◆ TEKSTFRAGMENT:
>>>>>
Een goede bodem is niet alleen belangrijk voor landbouwers, ook de waterbeheerder profiteert ervan. Goede bodems kunnen bijvoorbeeld meer water vasthouden en nutriënten spoelen minder snel uit. Ze zorgen dus voor betere waterkwaliteit, minder wateroverlast en minder verdroging.
De kwaliteit van de landbouwbodems gaat achteruit. De helft van de landbouwbodems kampt momenteel met verdichting door het gebruik van zware machines en intensieve bewerkingen, beworteling en bodemleven laten te wensen over en het organisch-stofgehalte is niet optimaal.
Hevige neerslag infiltreert door de verdichting niet snel genoeg in de bodem, waardoor er plassen op het land komen en regenwater snel naar de gracht stroomt.
Bodemmaatregelen
Landbouwers kunnen zelf maatregelen toepassen die de bodem verbeteren. Voorbeelden van deze maatregelen zijn onder meer het rijden met een lage bandenspanning (landbouwmachines), minimale grondbewerking en het organisch-stofgehalte in de bodem verhogen door het gebruik van compost of stalmest.
<<<<<
◆ AANGELEVERD MATERIAAL:
>>>>>
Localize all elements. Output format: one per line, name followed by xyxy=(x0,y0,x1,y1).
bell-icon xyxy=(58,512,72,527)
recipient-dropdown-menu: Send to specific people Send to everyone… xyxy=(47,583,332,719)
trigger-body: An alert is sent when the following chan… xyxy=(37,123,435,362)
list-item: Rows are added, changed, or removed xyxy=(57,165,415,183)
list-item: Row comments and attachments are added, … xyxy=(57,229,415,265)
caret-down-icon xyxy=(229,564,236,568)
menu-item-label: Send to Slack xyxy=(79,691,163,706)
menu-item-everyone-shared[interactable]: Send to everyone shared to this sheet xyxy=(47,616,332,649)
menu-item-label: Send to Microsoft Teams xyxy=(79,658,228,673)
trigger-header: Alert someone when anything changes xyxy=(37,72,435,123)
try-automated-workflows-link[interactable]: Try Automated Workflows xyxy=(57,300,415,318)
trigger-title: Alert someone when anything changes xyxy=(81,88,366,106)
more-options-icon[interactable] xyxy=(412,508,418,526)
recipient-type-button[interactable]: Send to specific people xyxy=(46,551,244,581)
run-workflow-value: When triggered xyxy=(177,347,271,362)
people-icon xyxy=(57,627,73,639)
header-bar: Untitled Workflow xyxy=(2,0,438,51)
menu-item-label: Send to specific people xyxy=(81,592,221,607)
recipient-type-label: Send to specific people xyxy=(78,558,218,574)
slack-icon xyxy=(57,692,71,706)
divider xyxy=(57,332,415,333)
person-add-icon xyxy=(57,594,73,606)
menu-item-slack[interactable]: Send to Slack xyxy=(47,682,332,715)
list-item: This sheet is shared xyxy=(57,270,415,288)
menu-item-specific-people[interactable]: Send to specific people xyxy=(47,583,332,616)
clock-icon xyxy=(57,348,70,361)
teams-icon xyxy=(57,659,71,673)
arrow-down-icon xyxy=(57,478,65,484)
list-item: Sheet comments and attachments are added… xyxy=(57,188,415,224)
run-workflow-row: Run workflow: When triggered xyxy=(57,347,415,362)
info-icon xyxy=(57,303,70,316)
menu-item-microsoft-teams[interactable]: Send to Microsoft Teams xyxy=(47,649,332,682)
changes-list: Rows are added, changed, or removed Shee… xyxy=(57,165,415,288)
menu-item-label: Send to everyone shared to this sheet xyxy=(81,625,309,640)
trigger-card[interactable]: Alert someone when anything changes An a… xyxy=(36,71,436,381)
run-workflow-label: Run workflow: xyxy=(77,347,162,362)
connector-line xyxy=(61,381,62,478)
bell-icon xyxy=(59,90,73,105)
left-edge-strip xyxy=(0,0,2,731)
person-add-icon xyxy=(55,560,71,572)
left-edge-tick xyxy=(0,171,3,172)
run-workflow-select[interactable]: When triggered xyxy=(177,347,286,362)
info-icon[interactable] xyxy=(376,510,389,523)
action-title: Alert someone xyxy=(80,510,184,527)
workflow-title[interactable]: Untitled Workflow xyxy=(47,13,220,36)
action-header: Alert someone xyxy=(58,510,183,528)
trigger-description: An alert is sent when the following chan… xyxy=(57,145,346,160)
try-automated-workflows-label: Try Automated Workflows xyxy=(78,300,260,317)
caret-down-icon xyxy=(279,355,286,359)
<<<<<
◆ OPDRACHTEN:
[A] Noem alle voorbeelden van bodemverbeterende maatregelen voor landbouwers die het tekstfragment over landbouwbodems geeft.
[B] Hervat het tekstfragment over landbouwbodems en schrijf het verder na de laatste zin.

◆ ANTWOORDEN PER OPDRACHT:
[A]
- Rijden met een lage bandenspanning (landbouwmachines)
- Minimale grondbewerking
- Het organisch-stofgehalte in de bodem verhogen door het gebruik van compost of stalmest

[B]
Uit onderzoek blijkt dat bodemmaatregelen:
- piekafvoeren reduceren tot 15 % in de winter en zelfs tot 50 % in de zomer
- de beregeningsbehoefte met één derde reduceren
- gewasopbrengsten tot meer dan 10 % doen toenemen
- verlies van meststoffen en emissies van bestrijdingsmiddelen via oppervlakkige afspoeling beperken, waardoor de kwaliteit van het oppervlaktewater verbetert.
Bron: Stichting Toegepast Onderzoek Waterbeheer, Rapport 2015-19, Goede grond voor een duurzaam watersysteem (www.stowa.nl/bibliotheek/publicaties)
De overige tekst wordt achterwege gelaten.